● Task to carry out:
Return all lines from the listing below in which the string "structured" occurs.

● Supplied entries:
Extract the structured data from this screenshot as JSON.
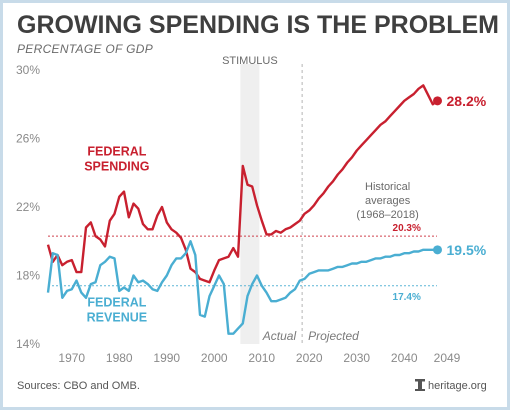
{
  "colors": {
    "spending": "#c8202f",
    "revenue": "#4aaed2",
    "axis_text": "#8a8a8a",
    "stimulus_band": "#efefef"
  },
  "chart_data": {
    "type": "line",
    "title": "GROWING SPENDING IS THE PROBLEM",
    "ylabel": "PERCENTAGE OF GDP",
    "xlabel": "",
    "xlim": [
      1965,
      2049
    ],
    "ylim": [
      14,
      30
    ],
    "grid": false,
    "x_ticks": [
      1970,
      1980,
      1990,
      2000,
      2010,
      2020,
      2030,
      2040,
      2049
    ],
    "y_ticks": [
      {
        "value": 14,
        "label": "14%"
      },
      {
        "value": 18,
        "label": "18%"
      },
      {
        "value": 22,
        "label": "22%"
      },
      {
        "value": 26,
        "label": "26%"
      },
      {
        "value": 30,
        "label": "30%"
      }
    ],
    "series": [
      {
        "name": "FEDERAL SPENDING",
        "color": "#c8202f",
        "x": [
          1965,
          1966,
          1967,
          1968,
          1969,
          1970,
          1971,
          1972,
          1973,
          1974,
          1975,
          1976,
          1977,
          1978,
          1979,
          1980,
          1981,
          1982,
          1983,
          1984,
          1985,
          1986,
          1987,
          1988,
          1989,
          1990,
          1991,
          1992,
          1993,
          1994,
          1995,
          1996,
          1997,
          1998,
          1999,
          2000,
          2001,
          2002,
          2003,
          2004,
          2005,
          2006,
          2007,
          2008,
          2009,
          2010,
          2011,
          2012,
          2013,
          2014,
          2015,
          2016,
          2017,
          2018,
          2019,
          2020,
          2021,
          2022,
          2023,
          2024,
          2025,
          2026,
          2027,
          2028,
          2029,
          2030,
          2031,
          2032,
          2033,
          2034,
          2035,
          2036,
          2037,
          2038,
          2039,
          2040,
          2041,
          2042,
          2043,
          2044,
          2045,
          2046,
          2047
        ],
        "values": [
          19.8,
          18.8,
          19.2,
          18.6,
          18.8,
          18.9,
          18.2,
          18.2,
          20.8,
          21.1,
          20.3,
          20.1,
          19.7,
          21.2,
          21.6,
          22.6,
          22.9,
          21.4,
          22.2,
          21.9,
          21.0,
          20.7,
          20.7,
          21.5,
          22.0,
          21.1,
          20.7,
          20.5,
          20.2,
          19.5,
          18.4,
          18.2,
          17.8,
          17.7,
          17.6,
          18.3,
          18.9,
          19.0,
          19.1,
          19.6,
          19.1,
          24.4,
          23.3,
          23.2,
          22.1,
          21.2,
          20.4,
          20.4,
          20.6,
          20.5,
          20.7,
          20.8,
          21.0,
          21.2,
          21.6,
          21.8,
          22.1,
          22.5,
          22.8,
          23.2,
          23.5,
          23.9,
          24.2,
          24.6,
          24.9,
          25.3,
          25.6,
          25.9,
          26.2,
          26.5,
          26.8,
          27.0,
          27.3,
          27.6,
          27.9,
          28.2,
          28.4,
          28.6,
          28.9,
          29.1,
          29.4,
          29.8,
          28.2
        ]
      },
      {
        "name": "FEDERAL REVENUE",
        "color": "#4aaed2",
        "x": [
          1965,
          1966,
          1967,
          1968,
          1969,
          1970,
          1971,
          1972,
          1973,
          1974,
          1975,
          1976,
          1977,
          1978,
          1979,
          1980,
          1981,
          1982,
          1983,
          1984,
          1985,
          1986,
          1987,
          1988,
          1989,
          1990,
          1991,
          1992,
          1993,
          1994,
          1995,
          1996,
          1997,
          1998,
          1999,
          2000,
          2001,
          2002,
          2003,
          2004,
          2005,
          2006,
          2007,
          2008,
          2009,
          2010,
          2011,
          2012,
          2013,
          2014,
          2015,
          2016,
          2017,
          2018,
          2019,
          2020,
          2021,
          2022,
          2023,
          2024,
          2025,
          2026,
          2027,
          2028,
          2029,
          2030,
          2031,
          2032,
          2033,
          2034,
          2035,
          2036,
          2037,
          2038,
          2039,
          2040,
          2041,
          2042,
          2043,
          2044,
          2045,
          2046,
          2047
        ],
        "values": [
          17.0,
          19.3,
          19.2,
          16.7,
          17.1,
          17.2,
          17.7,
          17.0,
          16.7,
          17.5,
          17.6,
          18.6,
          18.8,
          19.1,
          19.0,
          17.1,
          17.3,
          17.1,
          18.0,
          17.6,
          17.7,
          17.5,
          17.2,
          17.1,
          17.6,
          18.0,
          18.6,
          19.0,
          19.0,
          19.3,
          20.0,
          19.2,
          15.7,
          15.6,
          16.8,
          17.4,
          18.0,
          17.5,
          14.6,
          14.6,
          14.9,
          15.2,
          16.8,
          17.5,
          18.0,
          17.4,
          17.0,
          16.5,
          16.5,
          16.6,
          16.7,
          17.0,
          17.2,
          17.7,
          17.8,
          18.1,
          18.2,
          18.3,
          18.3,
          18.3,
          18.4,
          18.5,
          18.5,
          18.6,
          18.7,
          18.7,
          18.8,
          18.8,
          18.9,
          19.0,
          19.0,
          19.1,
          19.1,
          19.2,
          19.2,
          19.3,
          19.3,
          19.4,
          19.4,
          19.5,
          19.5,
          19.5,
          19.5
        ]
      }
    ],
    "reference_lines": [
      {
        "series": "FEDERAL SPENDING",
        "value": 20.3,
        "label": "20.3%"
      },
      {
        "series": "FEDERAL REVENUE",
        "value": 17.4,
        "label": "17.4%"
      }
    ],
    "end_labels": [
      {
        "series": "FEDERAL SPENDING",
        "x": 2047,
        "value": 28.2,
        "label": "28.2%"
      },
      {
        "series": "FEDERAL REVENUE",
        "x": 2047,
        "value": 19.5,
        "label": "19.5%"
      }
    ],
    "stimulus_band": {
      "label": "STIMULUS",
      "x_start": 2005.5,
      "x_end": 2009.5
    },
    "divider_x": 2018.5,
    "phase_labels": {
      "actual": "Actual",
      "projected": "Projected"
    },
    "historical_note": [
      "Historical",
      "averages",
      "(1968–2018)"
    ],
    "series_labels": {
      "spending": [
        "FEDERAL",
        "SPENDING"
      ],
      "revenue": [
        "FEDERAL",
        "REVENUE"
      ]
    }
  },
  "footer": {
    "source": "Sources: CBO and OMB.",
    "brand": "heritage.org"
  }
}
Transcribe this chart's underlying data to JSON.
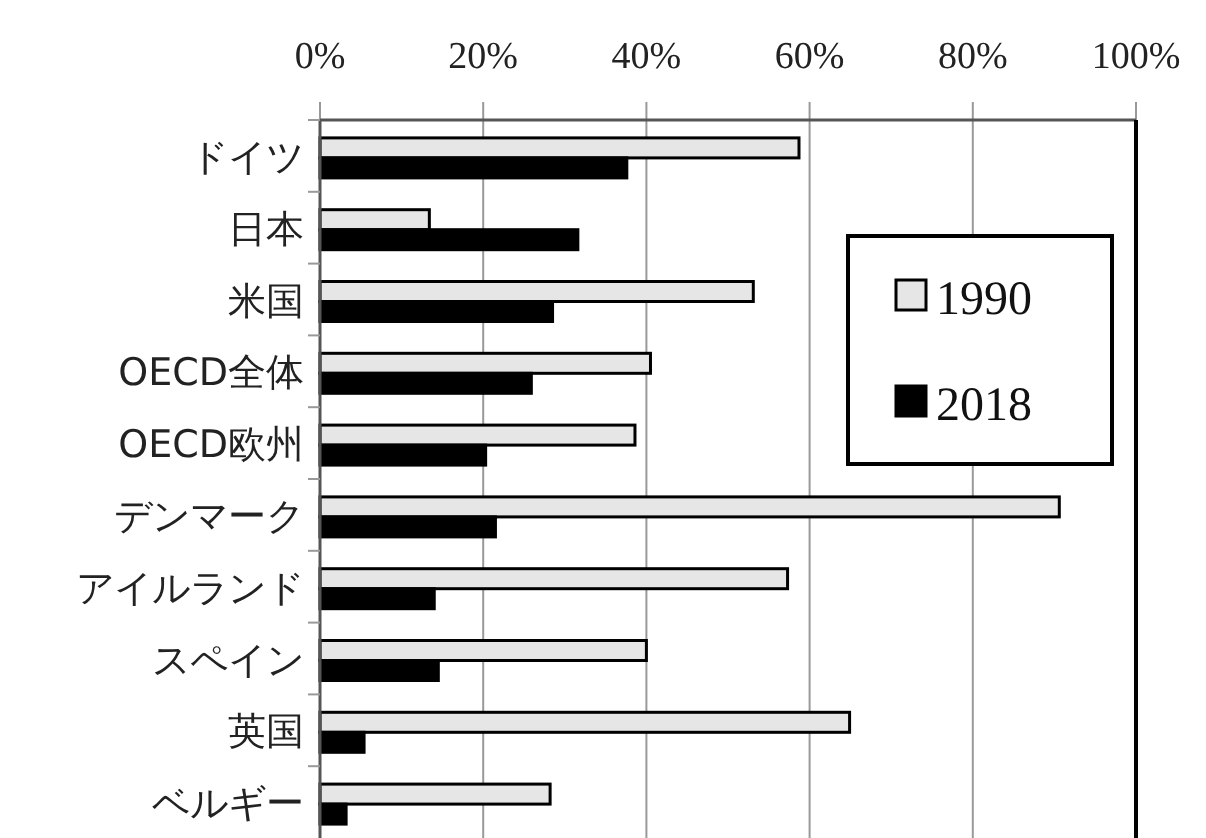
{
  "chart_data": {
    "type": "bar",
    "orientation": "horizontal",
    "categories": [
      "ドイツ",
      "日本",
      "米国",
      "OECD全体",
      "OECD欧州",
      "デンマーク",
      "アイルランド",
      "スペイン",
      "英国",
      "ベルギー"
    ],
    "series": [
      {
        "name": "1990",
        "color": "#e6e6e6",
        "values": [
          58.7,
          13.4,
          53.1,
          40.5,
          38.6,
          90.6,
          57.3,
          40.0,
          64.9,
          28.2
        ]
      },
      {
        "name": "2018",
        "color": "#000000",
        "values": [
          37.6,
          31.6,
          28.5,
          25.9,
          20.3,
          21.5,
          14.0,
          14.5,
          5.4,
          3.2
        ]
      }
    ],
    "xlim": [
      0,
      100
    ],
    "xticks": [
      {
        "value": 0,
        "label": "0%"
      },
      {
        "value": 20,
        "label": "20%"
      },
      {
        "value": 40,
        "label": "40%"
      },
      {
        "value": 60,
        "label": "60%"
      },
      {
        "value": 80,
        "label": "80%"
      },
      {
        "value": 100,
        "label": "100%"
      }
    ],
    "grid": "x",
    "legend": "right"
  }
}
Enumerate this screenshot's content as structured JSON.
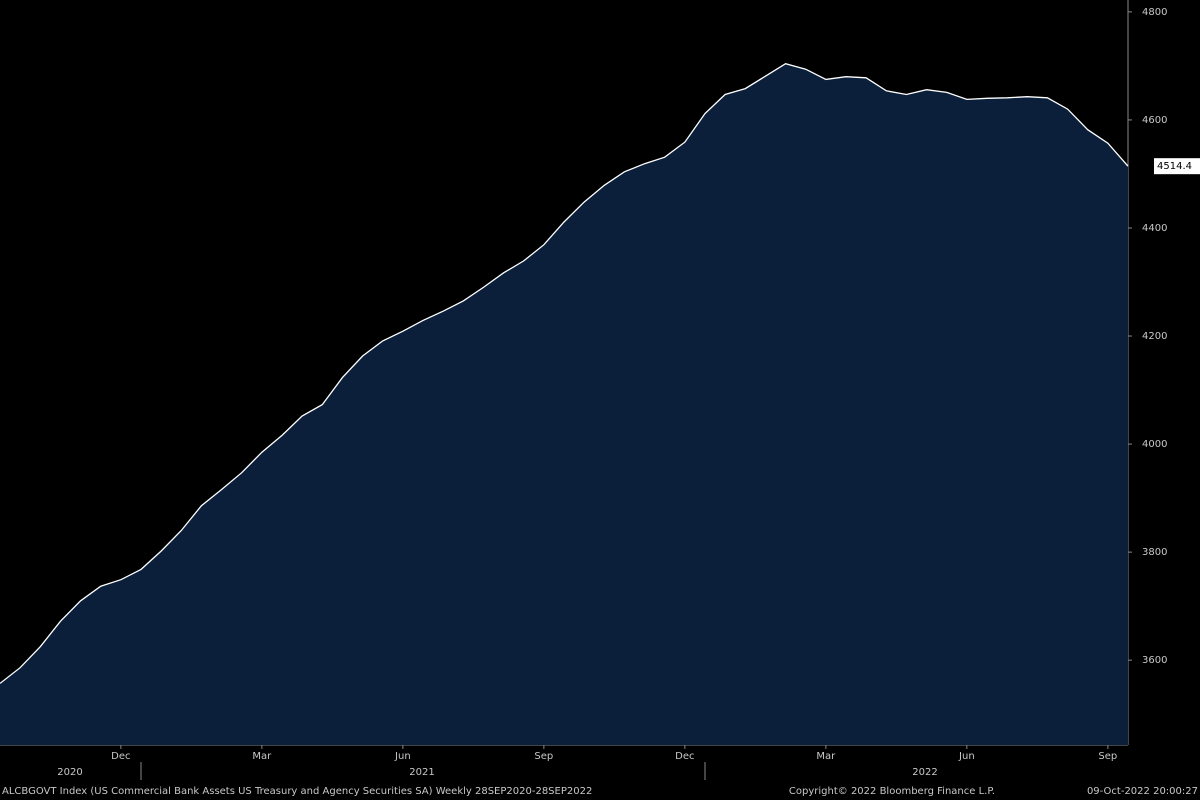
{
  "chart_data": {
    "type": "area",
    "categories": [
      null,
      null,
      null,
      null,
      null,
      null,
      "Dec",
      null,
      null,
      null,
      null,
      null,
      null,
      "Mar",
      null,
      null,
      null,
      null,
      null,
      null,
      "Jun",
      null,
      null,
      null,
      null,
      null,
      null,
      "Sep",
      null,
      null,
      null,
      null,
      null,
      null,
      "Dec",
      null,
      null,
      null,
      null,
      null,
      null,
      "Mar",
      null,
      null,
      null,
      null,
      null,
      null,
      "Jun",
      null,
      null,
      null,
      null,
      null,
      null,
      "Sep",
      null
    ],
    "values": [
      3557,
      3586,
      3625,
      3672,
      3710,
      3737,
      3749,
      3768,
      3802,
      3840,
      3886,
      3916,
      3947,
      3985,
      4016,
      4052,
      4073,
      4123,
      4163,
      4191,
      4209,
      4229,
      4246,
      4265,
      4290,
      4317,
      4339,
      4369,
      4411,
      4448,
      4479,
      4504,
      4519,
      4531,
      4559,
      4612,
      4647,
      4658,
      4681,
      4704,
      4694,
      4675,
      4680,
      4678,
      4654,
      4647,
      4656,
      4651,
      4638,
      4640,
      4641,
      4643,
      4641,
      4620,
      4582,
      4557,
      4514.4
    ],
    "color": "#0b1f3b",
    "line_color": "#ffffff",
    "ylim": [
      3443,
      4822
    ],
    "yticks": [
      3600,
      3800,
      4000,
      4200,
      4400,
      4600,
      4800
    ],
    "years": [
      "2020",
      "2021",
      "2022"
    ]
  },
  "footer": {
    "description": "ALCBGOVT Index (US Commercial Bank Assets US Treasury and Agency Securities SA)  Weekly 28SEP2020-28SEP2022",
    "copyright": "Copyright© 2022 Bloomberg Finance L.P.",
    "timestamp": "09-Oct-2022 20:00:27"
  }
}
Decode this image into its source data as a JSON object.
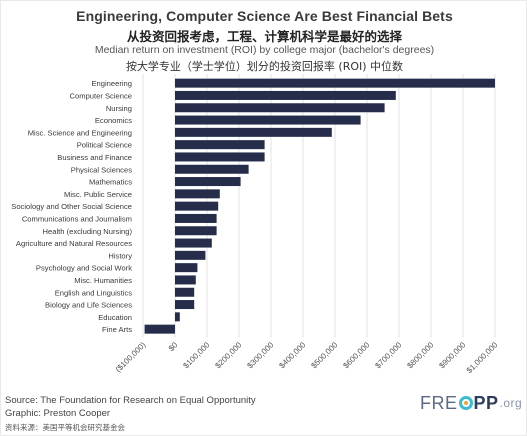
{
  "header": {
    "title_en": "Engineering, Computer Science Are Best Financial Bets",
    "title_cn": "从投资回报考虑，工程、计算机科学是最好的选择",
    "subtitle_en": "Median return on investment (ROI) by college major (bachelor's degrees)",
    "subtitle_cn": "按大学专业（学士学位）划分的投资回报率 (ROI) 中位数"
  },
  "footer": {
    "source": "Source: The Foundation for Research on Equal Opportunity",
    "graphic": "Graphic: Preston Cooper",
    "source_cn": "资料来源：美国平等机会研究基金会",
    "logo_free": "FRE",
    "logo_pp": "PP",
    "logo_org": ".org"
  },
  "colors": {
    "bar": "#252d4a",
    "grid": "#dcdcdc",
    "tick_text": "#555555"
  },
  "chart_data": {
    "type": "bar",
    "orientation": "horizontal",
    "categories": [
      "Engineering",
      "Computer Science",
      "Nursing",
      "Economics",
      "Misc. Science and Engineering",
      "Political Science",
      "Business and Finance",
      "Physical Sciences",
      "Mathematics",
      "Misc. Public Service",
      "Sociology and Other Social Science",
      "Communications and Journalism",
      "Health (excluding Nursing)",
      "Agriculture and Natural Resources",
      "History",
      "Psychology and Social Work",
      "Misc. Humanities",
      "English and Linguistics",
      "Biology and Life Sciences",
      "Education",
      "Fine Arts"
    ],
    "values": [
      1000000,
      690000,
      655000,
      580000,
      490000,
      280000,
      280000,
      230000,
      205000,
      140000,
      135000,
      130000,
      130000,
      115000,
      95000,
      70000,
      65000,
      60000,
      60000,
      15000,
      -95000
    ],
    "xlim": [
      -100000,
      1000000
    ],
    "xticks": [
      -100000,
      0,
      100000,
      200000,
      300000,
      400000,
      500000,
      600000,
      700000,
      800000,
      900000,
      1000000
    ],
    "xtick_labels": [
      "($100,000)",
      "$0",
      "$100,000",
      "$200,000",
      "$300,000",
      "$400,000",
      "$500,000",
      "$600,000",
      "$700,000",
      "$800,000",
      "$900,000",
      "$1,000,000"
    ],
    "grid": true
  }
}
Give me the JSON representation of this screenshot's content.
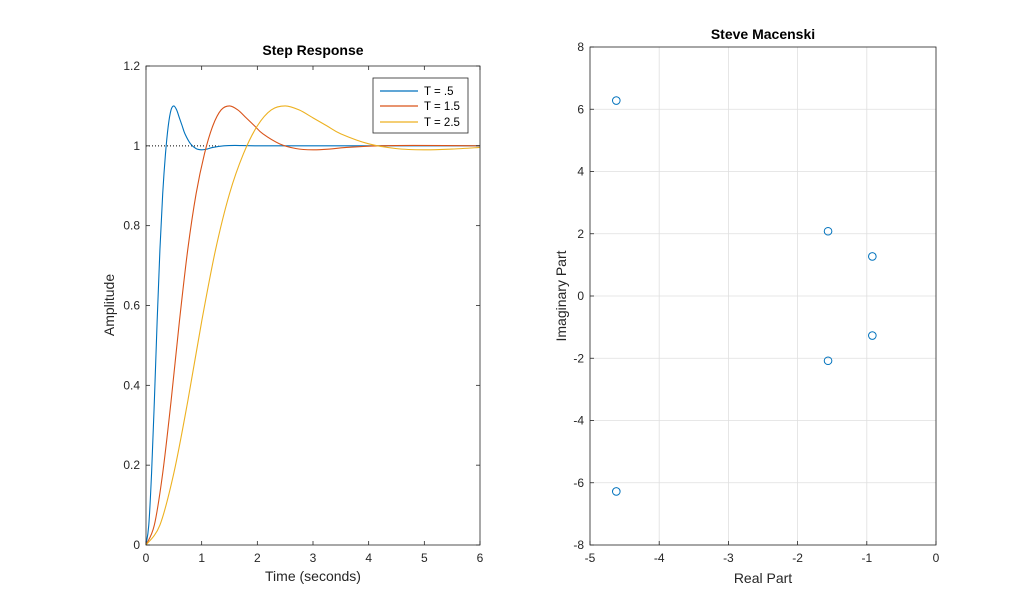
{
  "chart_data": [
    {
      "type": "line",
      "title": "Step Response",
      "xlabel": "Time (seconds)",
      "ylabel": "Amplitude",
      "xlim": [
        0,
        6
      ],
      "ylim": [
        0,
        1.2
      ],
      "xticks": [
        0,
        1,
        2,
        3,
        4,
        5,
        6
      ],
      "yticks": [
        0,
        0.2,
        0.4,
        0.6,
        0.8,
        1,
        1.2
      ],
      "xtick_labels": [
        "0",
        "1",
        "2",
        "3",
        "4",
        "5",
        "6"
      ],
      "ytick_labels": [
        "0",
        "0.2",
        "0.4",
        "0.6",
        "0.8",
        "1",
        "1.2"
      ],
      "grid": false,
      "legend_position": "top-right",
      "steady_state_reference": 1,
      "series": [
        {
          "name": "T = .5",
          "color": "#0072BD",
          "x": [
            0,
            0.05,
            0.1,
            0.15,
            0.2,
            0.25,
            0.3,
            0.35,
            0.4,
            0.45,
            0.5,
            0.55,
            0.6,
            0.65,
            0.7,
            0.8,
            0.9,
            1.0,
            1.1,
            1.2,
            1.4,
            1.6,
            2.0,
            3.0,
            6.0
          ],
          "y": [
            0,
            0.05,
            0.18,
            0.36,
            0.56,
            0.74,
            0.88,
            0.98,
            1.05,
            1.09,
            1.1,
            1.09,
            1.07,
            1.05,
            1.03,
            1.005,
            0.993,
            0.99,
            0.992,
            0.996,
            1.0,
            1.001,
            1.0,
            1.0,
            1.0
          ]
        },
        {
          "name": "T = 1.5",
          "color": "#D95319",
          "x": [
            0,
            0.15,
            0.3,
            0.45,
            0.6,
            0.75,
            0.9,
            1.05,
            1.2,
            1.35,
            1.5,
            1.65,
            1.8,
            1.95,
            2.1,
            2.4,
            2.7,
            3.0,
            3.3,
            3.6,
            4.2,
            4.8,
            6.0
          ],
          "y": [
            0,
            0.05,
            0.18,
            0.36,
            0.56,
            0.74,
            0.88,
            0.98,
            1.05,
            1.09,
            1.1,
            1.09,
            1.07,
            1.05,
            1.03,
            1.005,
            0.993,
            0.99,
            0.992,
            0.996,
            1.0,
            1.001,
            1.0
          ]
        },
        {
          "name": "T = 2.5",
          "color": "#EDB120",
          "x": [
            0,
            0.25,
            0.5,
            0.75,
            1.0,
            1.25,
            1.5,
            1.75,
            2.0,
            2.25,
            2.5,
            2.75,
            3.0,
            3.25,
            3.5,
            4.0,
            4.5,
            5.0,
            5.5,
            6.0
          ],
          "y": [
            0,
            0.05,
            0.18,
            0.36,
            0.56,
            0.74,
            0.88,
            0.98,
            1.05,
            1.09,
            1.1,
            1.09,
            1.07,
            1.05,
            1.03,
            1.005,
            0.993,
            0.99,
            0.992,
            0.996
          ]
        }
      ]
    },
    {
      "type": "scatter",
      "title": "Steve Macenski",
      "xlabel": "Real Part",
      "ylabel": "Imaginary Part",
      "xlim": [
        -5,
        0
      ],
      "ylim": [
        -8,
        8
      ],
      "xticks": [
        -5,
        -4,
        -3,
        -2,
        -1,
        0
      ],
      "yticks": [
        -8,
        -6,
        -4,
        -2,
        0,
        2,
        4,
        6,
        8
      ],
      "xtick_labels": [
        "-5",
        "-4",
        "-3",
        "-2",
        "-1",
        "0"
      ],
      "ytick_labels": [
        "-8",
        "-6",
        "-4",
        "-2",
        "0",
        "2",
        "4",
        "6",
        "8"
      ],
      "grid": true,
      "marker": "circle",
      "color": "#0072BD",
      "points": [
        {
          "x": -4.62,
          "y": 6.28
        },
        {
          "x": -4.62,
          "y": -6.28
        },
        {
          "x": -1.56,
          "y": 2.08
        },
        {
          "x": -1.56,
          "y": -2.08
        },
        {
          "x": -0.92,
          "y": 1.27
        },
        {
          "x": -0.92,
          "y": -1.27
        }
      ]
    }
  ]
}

● Written response:
Extract the structured data from this screenshot as JSON.
Enumerate this screenshot's content as structured JSON.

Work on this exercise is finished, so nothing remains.